Begin Supplied material

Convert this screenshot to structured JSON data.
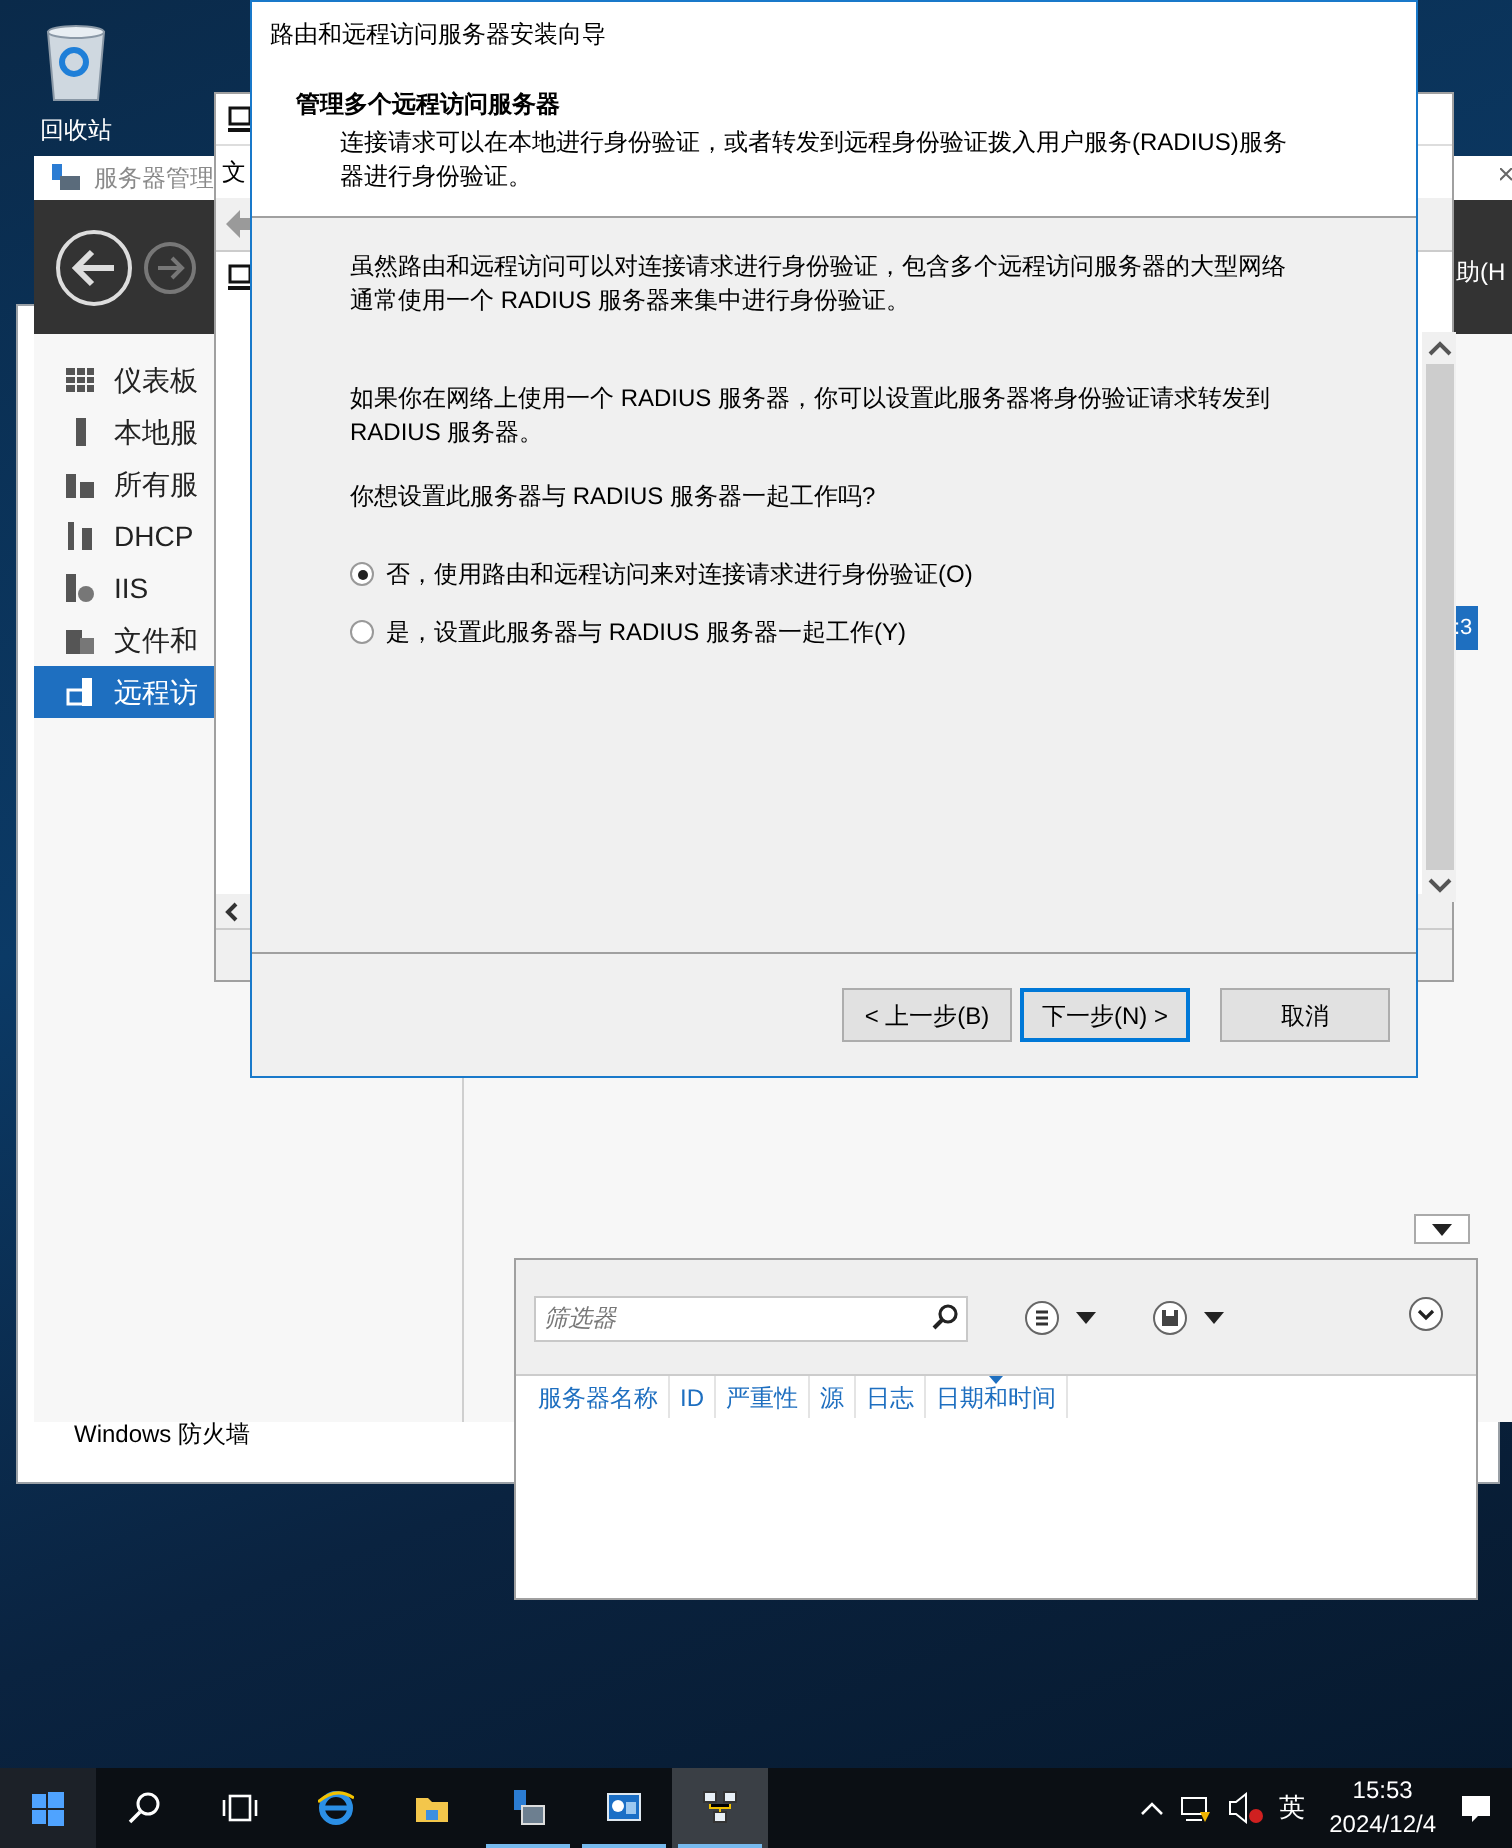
{
  "desktop": {
    "icons": [
      {
        "label": "回收站"
      }
    ]
  },
  "back_window": {
    "footer_text": "Windows 防火墙"
  },
  "mmc_window": {
    "menu_item": "文"
  },
  "server_manager": {
    "title": "服务器管理",
    "menu_item": "助(H",
    "selected_row_text": ":3",
    "nav": [
      {
        "label": "仪表板",
        "selected": false
      },
      {
        "label": "本地服",
        "selected": false
      },
      {
        "label": "所有服",
        "selected": false
      },
      {
        "label": "DHCP",
        "selected": false
      },
      {
        "label": "IIS",
        "selected": false
      },
      {
        "label": "文件和",
        "selected": false
      },
      {
        "label": "远程访",
        "selected": true
      }
    ],
    "events": {
      "filter": {
        "placeholder": "筛选器"
      },
      "columns": [
        {
          "label": "服务器名称",
          "sorted": false
        },
        {
          "label": "ID",
          "sorted": false
        },
        {
          "label": "严重性",
          "sorted": false
        },
        {
          "label": "源",
          "sorted": false
        },
        {
          "label": "日志",
          "sorted": false
        },
        {
          "label": "日期和时间",
          "sorted": true
        }
      ]
    }
  },
  "wizard": {
    "title": "路由和远程访问服务器安装向导",
    "heading": "管理多个远程访问服务器",
    "description": "连接请求可以在本地进行身份验证，或者转发到远程身份验证拨入用户服务(RADIUS)服务器进行身份验证。",
    "paragraphs": [
      "虽然路由和远程访问可以对连接请求进行身份验证，包含多个远程访问服务器的大型网络通常使用一个 RADIUS 服务器来集中进行身份验证。",
      "如果你在网络上使用一个 RADIUS 服务器，你可以设置此服务器将身份验证请求转发到 RADIUS 服务器。",
      "你想设置此服务器与 RADIUS 服务器一起工作吗?"
    ],
    "options": [
      {
        "label": "否，使用路由和远程访问来对连接请求进行身份验证(O)",
        "selected": true
      },
      {
        "label": "是，设置此服务器与 RADIUS 服务器一起工作(Y)",
        "selected": false
      }
    ],
    "buttons": [
      {
        "label": "< 上一步(B)",
        "focused": false
      },
      {
        "label": "下一步(N) >",
        "focused": true
      },
      {
        "label": "取消",
        "focused": false
      }
    ]
  },
  "taskbar": {
    "apps": [
      {
        "kind": "start",
        "running": false,
        "selected": false
      },
      {
        "kind": "search",
        "running": false,
        "selected": false
      },
      {
        "kind": "taskview",
        "running": false,
        "selected": false
      },
      {
        "kind": "browser",
        "running": false,
        "selected": false
      },
      {
        "kind": "folder",
        "running": false,
        "selected": false
      },
      {
        "kind": "servermanager",
        "running": true,
        "selected": false
      },
      {
        "kind": "dashboard",
        "running": true,
        "selected": false
      },
      {
        "kind": "network",
        "running": true,
        "selected": true
      }
    ],
    "tray": {
      "ime": "英",
      "time": "15:53",
      "date": "2024/12/4"
    }
  }
}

End Supplied material

Look through the data and gather every line with the string "kind" in it.

(Solution to this exercise)
        "kind": "start",
        "kind": "search",
        "kind": "taskview",
        "kind": "browser",
        "kind": "folder",
        "kind": "servermanager",
        "kind": "dashboard",
        "kind": "network",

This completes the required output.